◆ **WORK REQUIRED**
Reproduce every one of the following rows verbatim, with no character altered.

Box annotation data:
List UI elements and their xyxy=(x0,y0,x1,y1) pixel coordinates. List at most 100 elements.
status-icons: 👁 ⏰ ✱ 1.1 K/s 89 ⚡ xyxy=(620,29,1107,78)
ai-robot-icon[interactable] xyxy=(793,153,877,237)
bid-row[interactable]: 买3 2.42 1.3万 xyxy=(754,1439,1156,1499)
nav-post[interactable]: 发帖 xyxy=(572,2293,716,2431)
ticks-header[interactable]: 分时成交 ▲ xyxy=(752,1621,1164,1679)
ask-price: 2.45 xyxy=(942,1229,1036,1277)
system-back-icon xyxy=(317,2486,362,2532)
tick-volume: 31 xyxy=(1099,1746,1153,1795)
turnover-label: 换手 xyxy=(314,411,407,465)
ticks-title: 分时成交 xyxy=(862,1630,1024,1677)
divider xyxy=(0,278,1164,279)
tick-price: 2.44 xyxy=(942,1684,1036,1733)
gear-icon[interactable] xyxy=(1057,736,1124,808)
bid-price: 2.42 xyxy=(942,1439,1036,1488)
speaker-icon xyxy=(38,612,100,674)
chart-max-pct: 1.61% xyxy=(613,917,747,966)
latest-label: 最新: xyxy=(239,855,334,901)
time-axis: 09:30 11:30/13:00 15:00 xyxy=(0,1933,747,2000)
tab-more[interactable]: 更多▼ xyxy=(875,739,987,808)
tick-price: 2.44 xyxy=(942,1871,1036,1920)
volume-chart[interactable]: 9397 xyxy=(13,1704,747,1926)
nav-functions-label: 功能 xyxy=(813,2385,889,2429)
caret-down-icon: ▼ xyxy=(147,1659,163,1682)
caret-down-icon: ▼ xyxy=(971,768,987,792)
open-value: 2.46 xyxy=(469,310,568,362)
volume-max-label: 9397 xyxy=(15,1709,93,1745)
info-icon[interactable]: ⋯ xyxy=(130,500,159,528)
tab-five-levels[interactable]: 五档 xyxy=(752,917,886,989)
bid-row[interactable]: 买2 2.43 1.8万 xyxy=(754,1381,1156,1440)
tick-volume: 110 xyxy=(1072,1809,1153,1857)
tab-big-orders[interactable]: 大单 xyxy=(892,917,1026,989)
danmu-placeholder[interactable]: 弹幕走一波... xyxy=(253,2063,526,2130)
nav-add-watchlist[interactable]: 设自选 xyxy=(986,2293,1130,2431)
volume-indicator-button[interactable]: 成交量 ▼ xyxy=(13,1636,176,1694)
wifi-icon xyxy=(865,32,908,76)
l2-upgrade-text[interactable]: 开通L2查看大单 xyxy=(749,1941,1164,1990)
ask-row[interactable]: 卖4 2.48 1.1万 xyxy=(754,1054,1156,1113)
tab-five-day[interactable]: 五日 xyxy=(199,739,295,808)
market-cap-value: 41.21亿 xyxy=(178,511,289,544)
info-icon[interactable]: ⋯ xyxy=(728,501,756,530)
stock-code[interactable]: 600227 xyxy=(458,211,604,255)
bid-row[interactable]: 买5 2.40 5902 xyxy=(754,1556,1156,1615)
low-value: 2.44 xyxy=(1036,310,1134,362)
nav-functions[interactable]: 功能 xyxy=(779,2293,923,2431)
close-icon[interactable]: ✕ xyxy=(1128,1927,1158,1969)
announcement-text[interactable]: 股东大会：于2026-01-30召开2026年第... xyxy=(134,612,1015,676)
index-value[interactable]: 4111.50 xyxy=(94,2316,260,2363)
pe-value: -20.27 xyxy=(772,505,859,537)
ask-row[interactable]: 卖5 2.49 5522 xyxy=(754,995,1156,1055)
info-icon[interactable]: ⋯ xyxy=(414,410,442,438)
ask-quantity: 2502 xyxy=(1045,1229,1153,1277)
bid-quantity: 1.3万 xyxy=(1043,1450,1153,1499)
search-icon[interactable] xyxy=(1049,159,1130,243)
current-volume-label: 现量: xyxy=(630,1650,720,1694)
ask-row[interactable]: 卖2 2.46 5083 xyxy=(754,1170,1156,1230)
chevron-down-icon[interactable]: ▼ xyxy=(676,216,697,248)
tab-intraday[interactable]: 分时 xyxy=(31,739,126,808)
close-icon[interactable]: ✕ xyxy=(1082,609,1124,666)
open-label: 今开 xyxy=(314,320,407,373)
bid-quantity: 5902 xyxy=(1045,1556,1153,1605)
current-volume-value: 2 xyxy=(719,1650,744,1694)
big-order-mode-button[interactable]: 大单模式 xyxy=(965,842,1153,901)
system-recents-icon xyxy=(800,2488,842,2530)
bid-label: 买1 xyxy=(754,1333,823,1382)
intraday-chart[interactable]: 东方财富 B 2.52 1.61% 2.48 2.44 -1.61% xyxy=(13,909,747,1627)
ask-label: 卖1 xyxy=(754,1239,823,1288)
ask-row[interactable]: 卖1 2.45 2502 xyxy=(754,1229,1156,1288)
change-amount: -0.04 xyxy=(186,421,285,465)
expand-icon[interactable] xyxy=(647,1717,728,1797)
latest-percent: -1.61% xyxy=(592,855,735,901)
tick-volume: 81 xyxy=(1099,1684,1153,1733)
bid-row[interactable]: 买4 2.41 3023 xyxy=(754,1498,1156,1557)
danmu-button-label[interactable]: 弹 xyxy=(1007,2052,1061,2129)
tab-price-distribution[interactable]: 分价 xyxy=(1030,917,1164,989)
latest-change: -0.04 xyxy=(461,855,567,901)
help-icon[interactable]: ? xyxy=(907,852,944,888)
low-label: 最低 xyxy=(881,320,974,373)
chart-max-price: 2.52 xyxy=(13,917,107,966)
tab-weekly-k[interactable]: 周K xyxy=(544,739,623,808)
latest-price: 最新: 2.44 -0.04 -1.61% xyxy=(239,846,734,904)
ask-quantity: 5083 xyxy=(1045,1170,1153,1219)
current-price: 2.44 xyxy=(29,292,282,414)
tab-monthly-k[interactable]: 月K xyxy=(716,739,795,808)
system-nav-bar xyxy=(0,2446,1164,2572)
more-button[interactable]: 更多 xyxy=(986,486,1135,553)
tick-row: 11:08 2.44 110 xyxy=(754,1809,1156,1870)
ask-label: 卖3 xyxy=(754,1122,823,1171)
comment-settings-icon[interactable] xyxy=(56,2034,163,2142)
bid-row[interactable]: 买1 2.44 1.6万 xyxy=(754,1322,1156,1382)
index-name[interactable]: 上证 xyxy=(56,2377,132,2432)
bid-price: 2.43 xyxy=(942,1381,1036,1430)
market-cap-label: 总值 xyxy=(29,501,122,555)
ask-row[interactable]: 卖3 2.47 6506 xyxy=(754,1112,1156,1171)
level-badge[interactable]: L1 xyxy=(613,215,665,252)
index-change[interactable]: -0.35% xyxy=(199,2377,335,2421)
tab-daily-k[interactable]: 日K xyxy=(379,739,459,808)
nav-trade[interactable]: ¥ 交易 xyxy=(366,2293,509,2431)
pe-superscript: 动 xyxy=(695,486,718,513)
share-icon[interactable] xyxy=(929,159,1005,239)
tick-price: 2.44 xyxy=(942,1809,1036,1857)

◆ **TASK RESULT**
List UI elements and their xyxy=(x0,y0,x1,y1) pixel coordinates. List at most 100 elements.
status-icons: 👁 ⏰ ✱ 1.1 K/s 89 ⚡ xyxy=(620,29,1107,78)
ai-robot-icon[interactable] xyxy=(793,153,877,237)
bid-row[interactable]: 买3 2.42 1.3万 xyxy=(754,1439,1156,1499)
nav-post[interactable]: 发帖 xyxy=(572,2293,716,2431)
ticks-header[interactable]: 分时成交 ▲ xyxy=(752,1621,1164,1679)
ask-price: 2.45 xyxy=(942,1229,1036,1277)
system-back-icon xyxy=(317,2486,362,2532)
tick-volume: 31 xyxy=(1099,1746,1153,1795)
turnover-label: 换手 xyxy=(314,411,407,465)
ticks-title: 分时成交 xyxy=(862,1630,1024,1677)
divider xyxy=(0,278,1164,279)
tick-price: 2.44 xyxy=(942,1684,1036,1733)
gear-icon[interactable] xyxy=(1057,736,1124,808)
bid-price: 2.42 xyxy=(942,1439,1036,1488)
speaker-icon xyxy=(38,612,100,674)
chart-max-pct: 1.61% xyxy=(613,917,747,966)
latest-label: 最新: xyxy=(239,855,334,901)
time-axis: 09:30 11:30/13:00 15:00 xyxy=(0,1933,747,2000)
tab-more[interactable]: 更多▼ xyxy=(875,739,987,808)
tick-price: 2.44 xyxy=(942,1871,1036,1920)
volume-chart[interactable]: 9397 xyxy=(13,1704,747,1926)
nav-functions-label: 功能 xyxy=(813,2385,889,2429)
caret-down-icon: ▼ xyxy=(147,1659,163,1682)
caret-down-icon: ▼ xyxy=(971,768,987,792)
open-value: 2.46 xyxy=(469,310,568,362)
volume-max-label: 9397 xyxy=(15,1709,93,1745)
info-icon[interactable]: ⋯ xyxy=(130,500,159,528)
tab-five-levels[interactable]: 五档 xyxy=(752,917,886,989)
bid-row[interactable]: 买2 2.43 1.8万 xyxy=(754,1381,1156,1440)
tick-volume: 110 xyxy=(1072,1809,1153,1857)
tab-big-orders[interactable]: 大单 xyxy=(892,917,1026,989)
danmu-placeholder[interactable]: 弹幕走一波... xyxy=(253,2063,526,2130)
nav-add-watchlist[interactable]: 设自选 xyxy=(986,2293,1130,2431)
volume-indicator-button[interactable]: 成交量 ▼ xyxy=(13,1636,176,1694)
wifi-icon xyxy=(865,32,908,76)
l2-upgrade-text[interactable]: 开通L2查看大单 xyxy=(749,1941,1164,1990)
ask-row[interactable]: 卖4 2.48 1.1万 xyxy=(754,1054,1156,1113)
tab-five-day[interactable]: 五日 xyxy=(199,739,295,808)
market-cap-value: 41.21亿 xyxy=(178,511,289,544)
info-icon[interactable]: ⋯ xyxy=(728,501,756,530)
stock-code[interactable]: 600227 xyxy=(458,211,604,255)
bid-row[interactable]: 买5 2.40 5902 xyxy=(754,1556,1156,1615)
low-value: 2.44 xyxy=(1036,310,1134,362)
nav-functions[interactable]: 功能 xyxy=(779,2293,923,2431)
close-icon[interactable]: ✕ xyxy=(1128,1927,1158,1969)
announcement-text[interactable]: 股东大会：于2026-01-30召开2026年第... xyxy=(134,612,1015,676)
index-value[interactable]: 4111.50 xyxy=(94,2316,260,2363)
pe-value: -20.27 xyxy=(772,505,859,537)
ask-row[interactable]: 卖5 2.49 5522 xyxy=(754,995,1156,1055)
info-icon[interactable]: ⋯ xyxy=(414,410,442,438)
ask-quantity: 2502 xyxy=(1045,1229,1153,1277)
bid-quantity: 1.3万 xyxy=(1043,1450,1153,1499)
search-icon[interactable] xyxy=(1049,159,1130,243)
current-volume-label: 现量: xyxy=(630,1650,720,1694)
ask-row[interactable]: 卖2 2.46 5083 xyxy=(754,1170,1156,1230)
chevron-down-icon[interactable]: ▼ xyxy=(676,216,697,248)
tab-intraday[interactable]: 分时 xyxy=(31,739,126,808)
close-icon[interactable]: ✕ xyxy=(1082,609,1124,666)
open-label: 今开 xyxy=(314,320,407,373)
bid-quantity: 5902 xyxy=(1045,1556,1153,1605)
current-volume-value: 2 xyxy=(719,1650,744,1694)
big-order-mode-button[interactable]: 大单模式 xyxy=(965,842,1153,901)
system-recents-icon xyxy=(800,2488,842,2530)
bid-label: 买1 xyxy=(754,1333,823,1382)
intraday-chart[interactable]: 东方财富 B 2.52 1.61% 2.48 2.44 -1.61% xyxy=(13,909,747,1627)
ask-label: 卖1 xyxy=(754,1239,823,1288)
ask-row[interactable]: 卖1 2.45 2502 xyxy=(754,1229,1156,1288)
change-amount: -0.04 xyxy=(186,421,285,465)
expand-icon[interactable] xyxy=(647,1717,728,1797)
latest-percent: -1.61% xyxy=(592,855,735,901)
tick-volume: 81 xyxy=(1099,1684,1153,1733)
bid-row[interactable]: 买4 2.41 3023 xyxy=(754,1498,1156,1557)
danmu-button-label[interactable]: 弹 xyxy=(1007,2052,1061,2129)
tab-price-distribution[interactable]: 分价 xyxy=(1030,917,1164,989)
latest-change: -0.04 xyxy=(461,855,567,901)
help-icon[interactable]: ? xyxy=(907,852,944,888)
low-label: 最低 xyxy=(881,320,974,373)
chart-max-price: 2.52 xyxy=(13,917,107,966)
tab-weekly-k[interactable]: 周K xyxy=(544,739,623,808)
latest-price: 最新: 2.44 -0.04 -1.61% xyxy=(239,846,734,904)
ask-quantity: 5083 xyxy=(1045,1170,1153,1219)
current-price: 2.44 xyxy=(29,292,282,414)
tab-monthly-k[interactable]: 月K xyxy=(716,739,795,808)
system-nav-bar xyxy=(0,2446,1164,2572)
more-button[interactable]: 更多 xyxy=(986,486,1135,553)
tick-row: 11:08 2.44 110 xyxy=(754,1809,1156,1870)
ask-label: 卖3 xyxy=(754,1122,823,1171)
comment-settings-icon[interactable] xyxy=(56,2034,163,2142)
bid-row[interactable]: 买1 2.44 1.6万 xyxy=(754,1322,1156,1382)
index-name[interactable]: 上证 xyxy=(56,2377,132,2432)
bid-price: 2.43 xyxy=(942,1381,1036,1430)
market-cap-label: 总值 xyxy=(29,501,122,555)
ask-row[interactable]: 卖3 2.47 6506 xyxy=(754,1112,1156,1171)
level-badge[interactable]: L1 xyxy=(613,215,665,252)
index-change[interactable]: -0.35% xyxy=(199,2377,335,2421)
tab-daily-k[interactable]: 日K xyxy=(379,739,459,808)
nav-trade[interactable]: ¥ 交易 xyxy=(366,2293,509,2431)
pe-superscript: 动 xyxy=(695,486,718,513)
share-icon[interactable] xyxy=(929,159,1005,239)
tick-price: 2.44 xyxy=(942,1809,1036,1857)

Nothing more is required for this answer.